TASK OBJECTIVE
Tally every line of the material that includes "Castelos", then give the tally and nothing else.

WORKING DATA
============

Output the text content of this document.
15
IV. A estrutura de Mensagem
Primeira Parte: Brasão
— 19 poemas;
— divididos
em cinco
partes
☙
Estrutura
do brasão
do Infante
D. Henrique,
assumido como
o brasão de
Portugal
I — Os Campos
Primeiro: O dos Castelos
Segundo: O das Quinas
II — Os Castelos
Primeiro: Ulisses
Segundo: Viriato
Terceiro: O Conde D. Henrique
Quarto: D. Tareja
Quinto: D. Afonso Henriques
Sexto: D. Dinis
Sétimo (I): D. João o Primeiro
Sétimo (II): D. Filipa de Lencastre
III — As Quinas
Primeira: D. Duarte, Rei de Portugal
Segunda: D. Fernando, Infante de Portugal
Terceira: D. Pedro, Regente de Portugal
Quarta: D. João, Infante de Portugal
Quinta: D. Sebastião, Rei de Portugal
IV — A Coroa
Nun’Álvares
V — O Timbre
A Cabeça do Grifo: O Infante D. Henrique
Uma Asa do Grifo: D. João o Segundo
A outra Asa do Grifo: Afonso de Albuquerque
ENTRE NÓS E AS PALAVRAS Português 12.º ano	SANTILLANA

============

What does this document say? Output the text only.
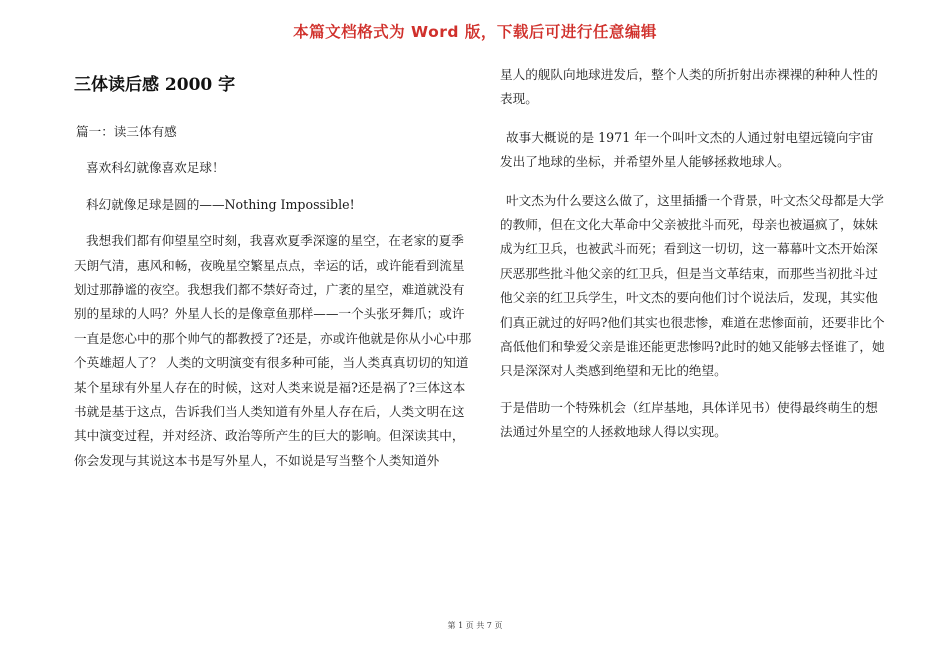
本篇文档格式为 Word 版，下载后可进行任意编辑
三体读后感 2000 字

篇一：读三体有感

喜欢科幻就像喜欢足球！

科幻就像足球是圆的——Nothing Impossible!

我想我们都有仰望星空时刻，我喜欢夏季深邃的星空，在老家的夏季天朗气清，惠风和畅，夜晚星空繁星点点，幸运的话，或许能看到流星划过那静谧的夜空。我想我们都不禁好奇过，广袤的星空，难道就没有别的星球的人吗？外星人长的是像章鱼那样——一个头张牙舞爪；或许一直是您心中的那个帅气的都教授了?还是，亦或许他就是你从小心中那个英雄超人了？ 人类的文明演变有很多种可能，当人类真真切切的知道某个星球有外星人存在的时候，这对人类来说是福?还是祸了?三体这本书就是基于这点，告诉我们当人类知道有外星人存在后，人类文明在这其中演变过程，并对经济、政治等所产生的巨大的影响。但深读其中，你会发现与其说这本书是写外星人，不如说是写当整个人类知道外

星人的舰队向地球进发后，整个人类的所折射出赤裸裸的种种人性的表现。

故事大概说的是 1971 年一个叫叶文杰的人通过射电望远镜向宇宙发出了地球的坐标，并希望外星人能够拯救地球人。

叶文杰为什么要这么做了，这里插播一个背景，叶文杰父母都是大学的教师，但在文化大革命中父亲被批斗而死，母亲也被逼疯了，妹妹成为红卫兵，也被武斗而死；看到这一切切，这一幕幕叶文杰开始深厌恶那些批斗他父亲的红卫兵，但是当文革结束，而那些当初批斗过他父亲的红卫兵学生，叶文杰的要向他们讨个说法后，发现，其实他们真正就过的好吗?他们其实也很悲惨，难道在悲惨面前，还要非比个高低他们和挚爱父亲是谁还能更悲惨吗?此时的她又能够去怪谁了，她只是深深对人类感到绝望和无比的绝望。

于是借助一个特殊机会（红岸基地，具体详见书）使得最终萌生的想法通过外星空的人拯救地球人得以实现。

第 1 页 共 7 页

============

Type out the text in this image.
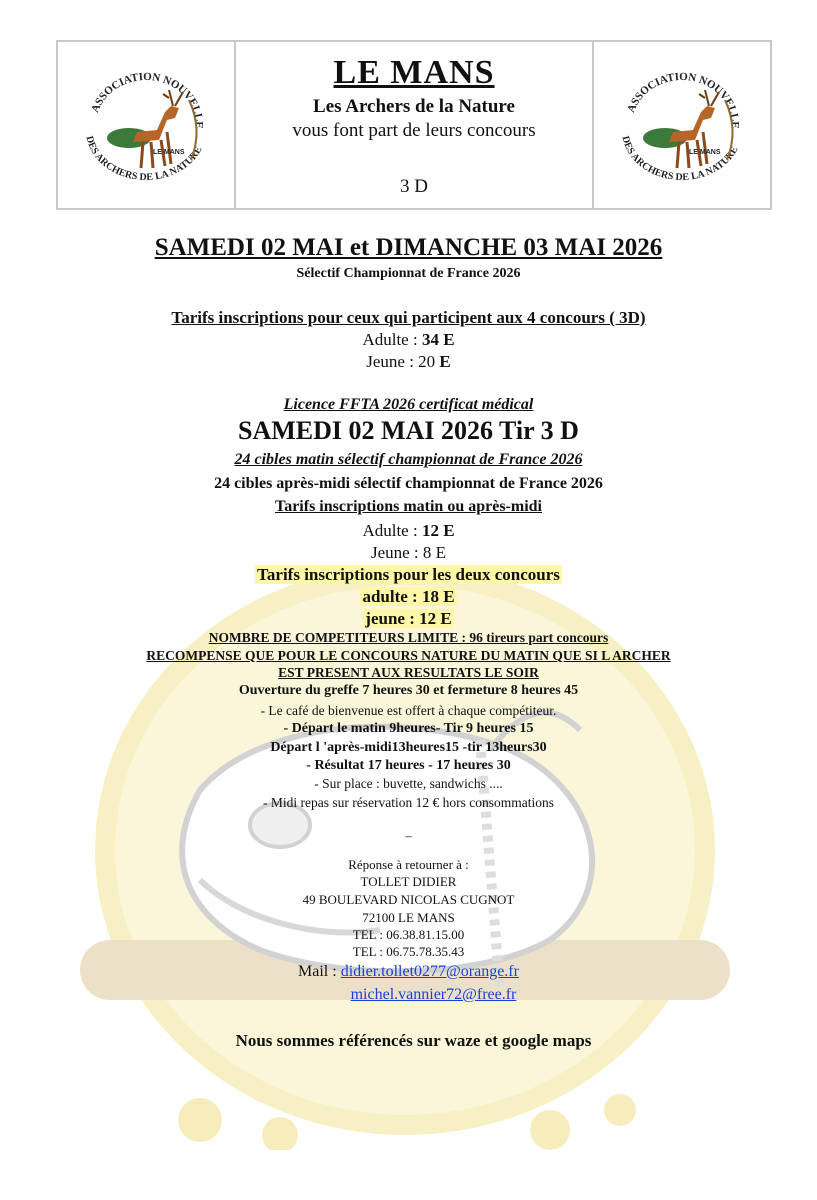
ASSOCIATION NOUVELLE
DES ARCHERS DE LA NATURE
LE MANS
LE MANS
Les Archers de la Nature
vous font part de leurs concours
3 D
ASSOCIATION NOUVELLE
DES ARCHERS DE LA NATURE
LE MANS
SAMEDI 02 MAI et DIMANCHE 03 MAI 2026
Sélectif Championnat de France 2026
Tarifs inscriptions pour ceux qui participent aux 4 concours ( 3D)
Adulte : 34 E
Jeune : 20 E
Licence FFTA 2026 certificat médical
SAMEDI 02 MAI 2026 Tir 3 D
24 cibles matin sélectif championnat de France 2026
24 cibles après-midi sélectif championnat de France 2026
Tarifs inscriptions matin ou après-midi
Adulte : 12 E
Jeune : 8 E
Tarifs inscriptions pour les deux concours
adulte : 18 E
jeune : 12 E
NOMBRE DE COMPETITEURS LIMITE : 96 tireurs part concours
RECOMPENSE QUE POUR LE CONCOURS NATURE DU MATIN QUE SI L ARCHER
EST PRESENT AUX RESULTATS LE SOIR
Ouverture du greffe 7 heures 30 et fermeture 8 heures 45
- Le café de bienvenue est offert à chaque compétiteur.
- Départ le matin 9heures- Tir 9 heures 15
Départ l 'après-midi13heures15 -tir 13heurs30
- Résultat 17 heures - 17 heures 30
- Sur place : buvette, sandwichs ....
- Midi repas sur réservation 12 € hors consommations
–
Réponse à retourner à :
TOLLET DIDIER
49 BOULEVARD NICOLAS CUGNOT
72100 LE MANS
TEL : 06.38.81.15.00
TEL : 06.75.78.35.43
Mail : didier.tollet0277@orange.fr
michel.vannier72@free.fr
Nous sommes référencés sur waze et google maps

============

RESULT FOR THIS TASK
2